→ What is needed: Filter the listing and keep only the lines with the word "name".

→ Records to use:

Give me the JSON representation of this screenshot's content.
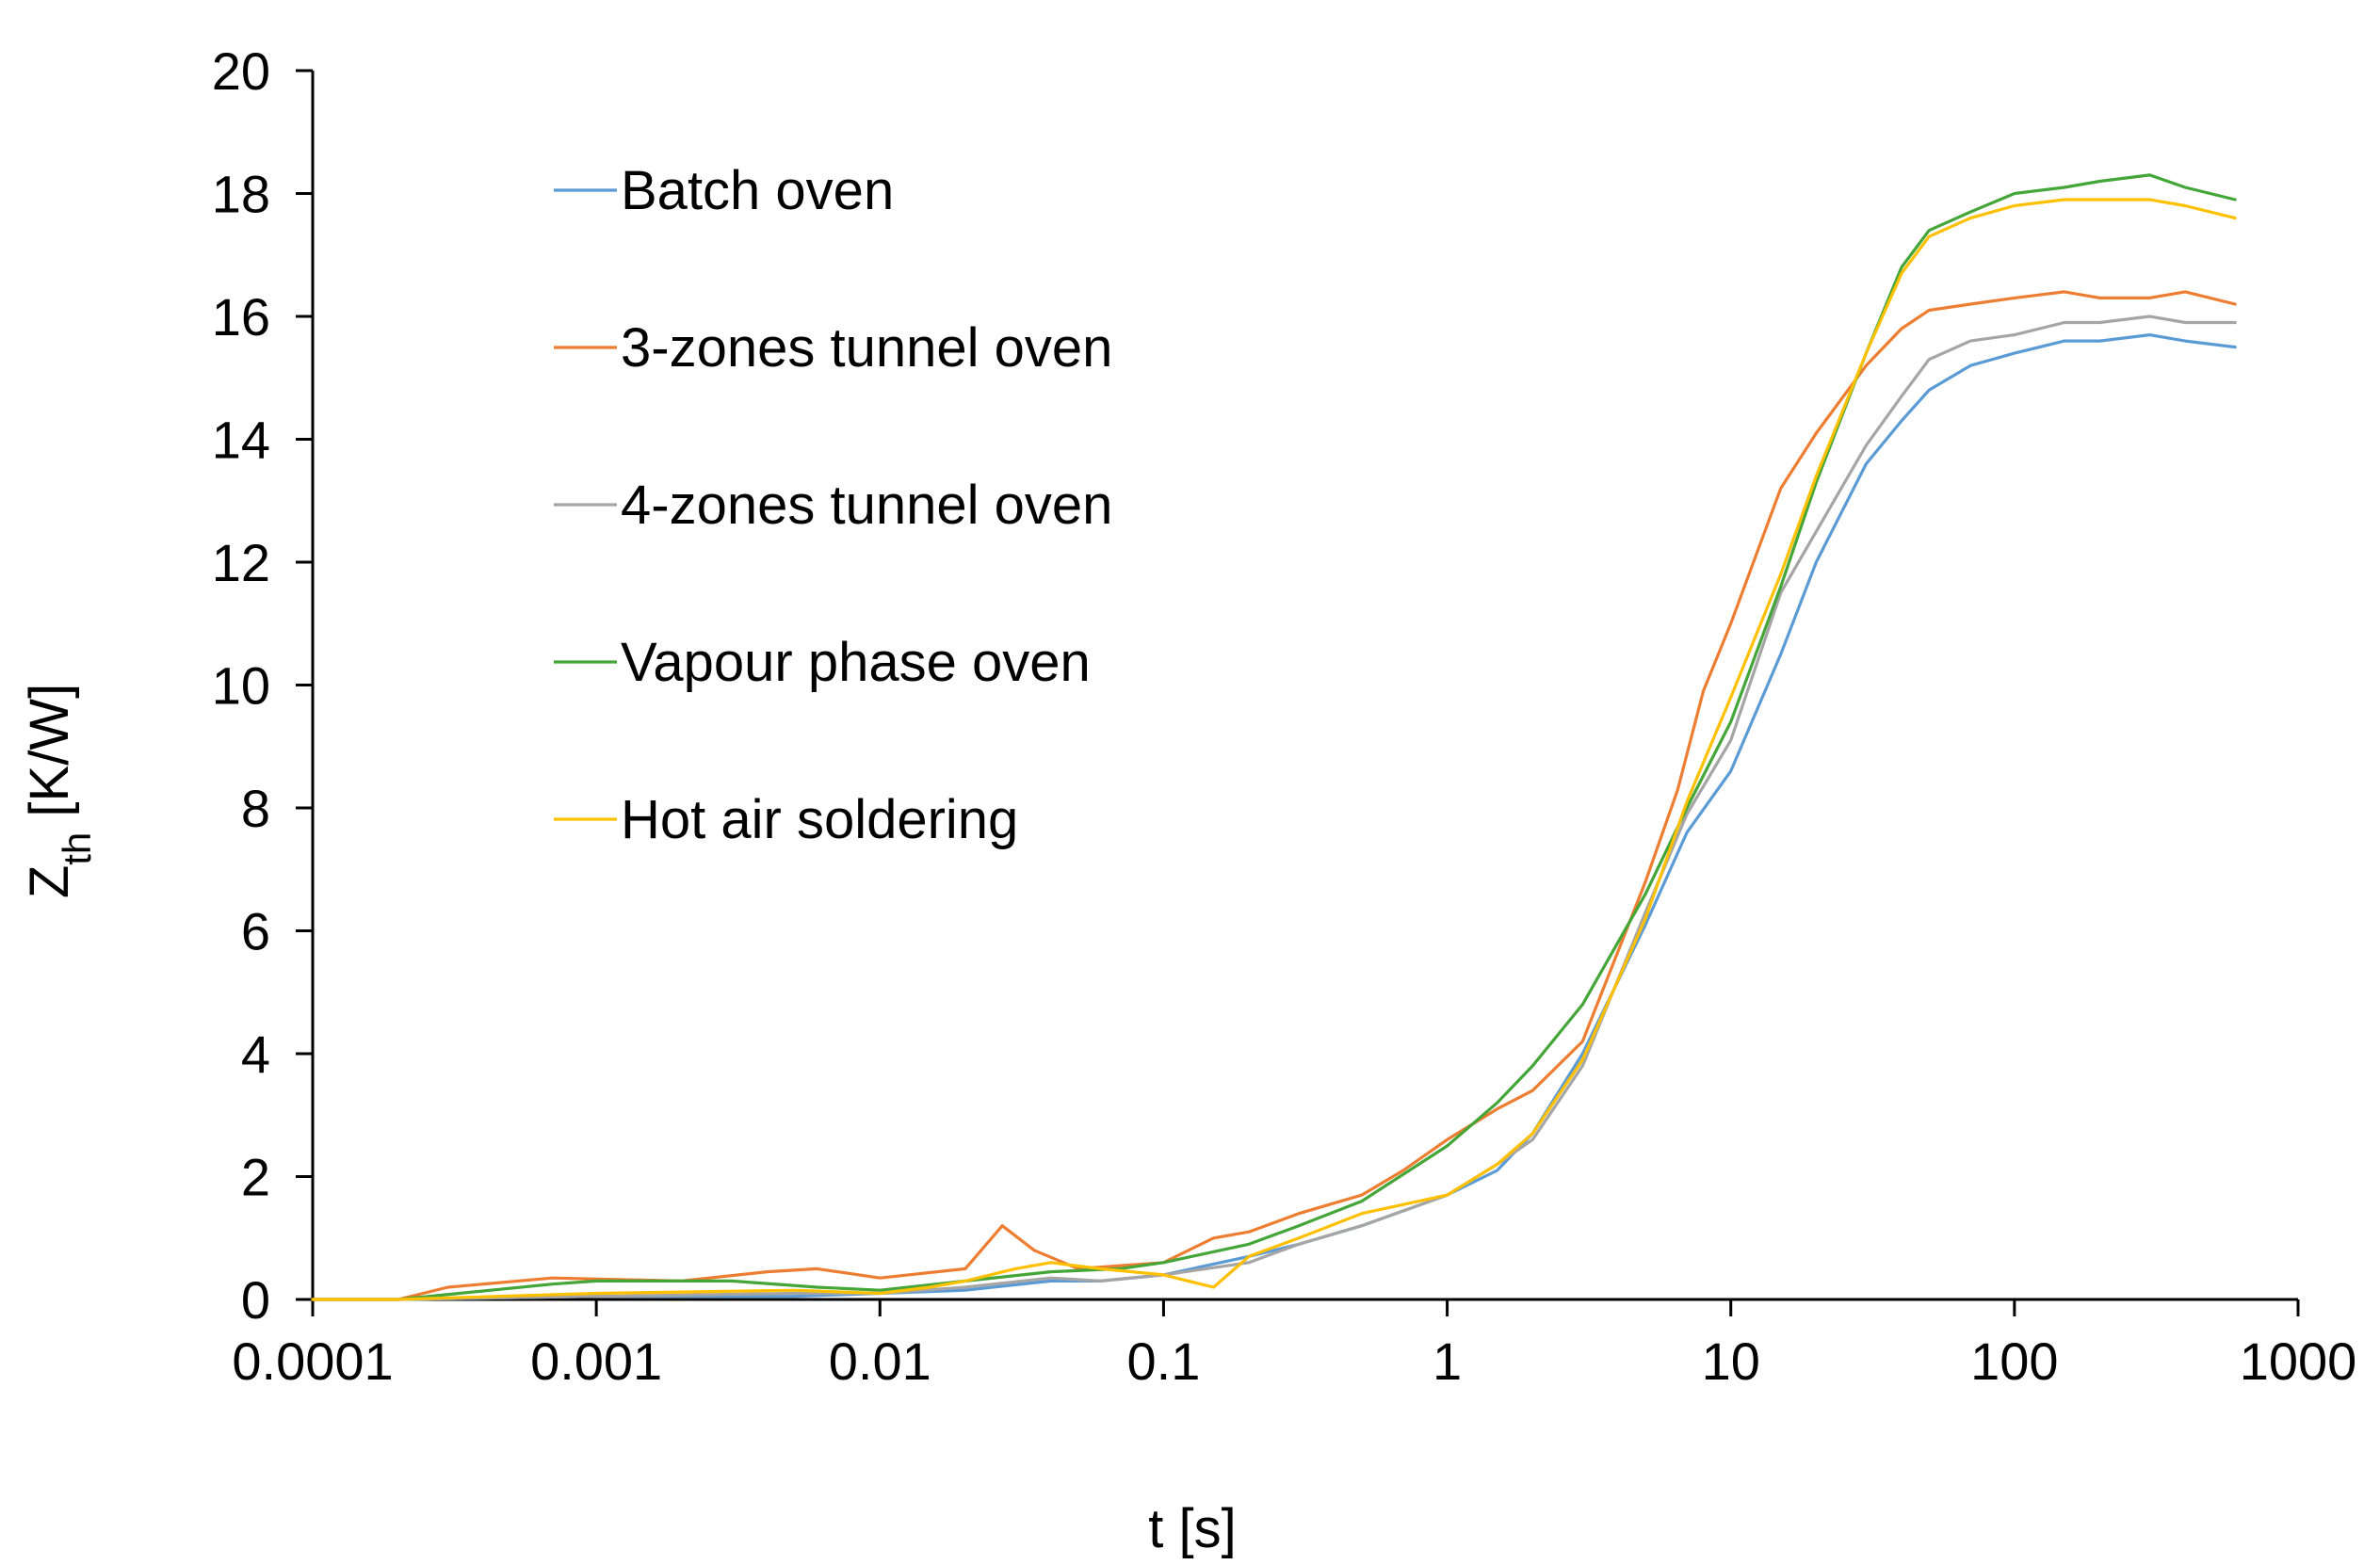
{
  "chart_data": {
    "type": "line",
    "title": "",
    "xlabel": "t [s]",
    "ylabel_main": "Z",
    "ylabel_sub": "th",
    "ylabel_unit": " [K/W]",
    "xscale": "log",
    "xlim": [
      0.0001,
      1000
    ],
    "ylim": [
      0,
      20
    ],
    "xticks": [
      0.0001,
      0.001,
      0.01,
      0.1,
      1,
      10,
      100,
      1000
    ],
    "xtick_labels": [
      "0.0001",
      "0.001",
      "0.01",
      "0.1",
      "1",
      "10",
      "100",
      "1000"
    ],
    "yticks": [
      0,
      2,
      4,
      6,
      8,
      10,
      12,
      14,
      16,
      18,
      20
    ],
    "ytick_labels": [
      "0",
      "2",
      "4",
      "6",
      "8",
      "10",
      "12",
      "14",
      "16",
      "18",
      "20"
    ],
    "grid": false,
    "legend_position": "upper-left",
    "series": [
      {
        "name": "Batch oven",
        "color": "#5B9BD5",
        "x": [
          0.0001,
          0.0002,
          0.001,
          0.005,
          0.01,
          0.02,
          0.04,
          0.06,
          0.1,
          0.2,
          0.3,
          0.5,
          1,
          1.5,
          2,
          3,
          5,
          7,
          10,
          15,
          20,
          30,
          40,
          50,
          70,
          100,
          150,
          200,
          300,
          400,
          600
        ],
        "y": [
          0,
          0,
          0.05,
          0.05,
          0.1,
          0.15,
          0.3,
          0.3,
          0.4,
          0.7,
          0.9,
          1.2,
          1.7,
          2.1,
          2.7,
          4.0,
          6.1,
          7.6,
          8.6,
          10.5,
          12.0,
          13.6,
          14.3,
          14.8,
          15.2,
          15.4,
          15.6,
          15.6,
          15.7,
          15.6,
          15.5
        ]
      },
      {
        "name": "3-zones tunnel oven",
        "color": "#ED7D31",
        "x": [
          0.0001,
          0.0002,
          0.0003,
          0.0007,
          0.002,
          0.004,
          0.006,
          0.01,
          0.02,
          0.027,
          0.035,
          0.05,
          0.1,
          0.15,
          0.2,
          0.3,
          0.5,
          0.7,
          1,
          1.5,
          2,
          3,
          5,
          6.5,
          8,
          10,
          15,
          20,
          30,
          40,
          50,
          70,
          100,
          150,
          200,
          300,
          400,
          600
        ],
        "y": [
          0,
          0,
          0.2,
          0.35,
          0.3,
          0.45,
          0.5,
          0.35,
          0.5,
          1.2,
          0.8,
          0.5,
          0.6,
          1.0,
          1.1,
          1.4,
          1.7,
          2.1,
          2.6,
          3.1,
          3.4,
          4.2,
          6.8,
          8.3,
          9.9,
          11.0,
          13.2,
          14.1,
          15.2,
          15.8,
          16.1,
          16.2,
          16.3,
          16.4,
          16.3,
          16.3,
          16.4,
          16.2
        ]
      },
      {
        "name": "4-zones tunnel oven",
        "color": "#A5A5A5",
        "x": [
          0.0001,
          0.0002,
          0.001,
          0.005,
          0.01,
          0.02,
          0.04,
          0.06,
          0.1,
          0.2,
          0.3,
          0.5,
          1,
          1.5,
          2,
          3,
          5,
          7,
          10,
          15,
          20,
          30,
          40,
          50,
          70,
          100,
          150,
          200,
          300,
          400,
          600
        ],
        "y": [
          0,
          0,
          0.05,
          0.1,
          0.1,
          0.2,
          0.35,
          0.3,
          0.4,
          0.6,
          0.9,
          1.2,
          1.7,
          2.2,
          2.6,
          3.8,
          6.3,
          7.9,
          9.1,
          11.5,
          12.5,
          13.9,
          14.7,
          15.3,
          15.6,
          15.7,
          15.9,
          15.9,
          16.0,
          15.9,
          15.9
        ]
      },
      {
        "name": "Vapour phase oven",
        "color": "#44A538",
        "x": [
          0.0001,
          0.0002,
          0.0007,
          0.001,
          0.003,
          0.006,
          0.01,
          0.02,
          0.04,
          0.07,
          0.1,
          0.2,
          0.3,
          0.5,
          1,
          1.5,
          2,
          3,
          5,
          7,
          10,
          15,
          20,
          30,
          40,
          50,
          70,
          100,
          150,
          200,
          300,
          400,
          600
        ],
        "y": [
          0,
          0,
          0.25,
          0.3,
          0.3,
          0.2,
          0.15,
          0.3,
          0.45,
          0.5,
          0.6,
          0.9,
          1.2,
          1.6,
          2.5,
          3.2,
          3.8,
          4.8,
          6.6,
          8.0,
          9.4,
          11.6,
          13.3,
          15.4,
          16.8,
          17.4,
          17.7,
          18.0,
          18.1,
          18.2,
          18.3,
          18.1,
          17.9
        ]
      },
      {
        "name": "Hot air soldering",
        "color": "#FFC000",
        "x": [
          0.0001,
          0.0002,
          0.001,
          0.005,
          0.01,
          0.015,
          0.02,
          0.03,
          0.04,
          0.06,
          0.1,
          0.15,
          0.2,
          0.3,
          0.5,
          1,
          1.5,
          2,
          3,
          5,
          7,
          10,
          15,
          20,
          30,
          40,
          50,
          70,
          100,
          150,
          200,
          300,
          400,
          600
        ],
        "y": [
          0,
          0,
          0.1,
          0.15,
          0.1,
          0.2,
          0.3,
          0.5,
          0.6,
          0.5,
          0.4,
          0.2,
          0.7,
          1.0,
          1.4,
          1.7,
          2.2,
          2.7,
          3.9,
          6.2,
          8.1,
          9.8,
          11.8,
          13.4,
          15.4,
          16.7,
          17.3,
          17.6,
          17.8,
          17.9,
          17.9,
          17.9,
          17.8,
          17.6
        ]
      }
    ]
  }
}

→ Answer to the exercise:
        "name": "Batch oven",
        "name": "3-zones tunnel oven",
        "name": "4-zones tunnel oven",
        "name": "Vapour phase oven",
        "name": "Hot air soldering",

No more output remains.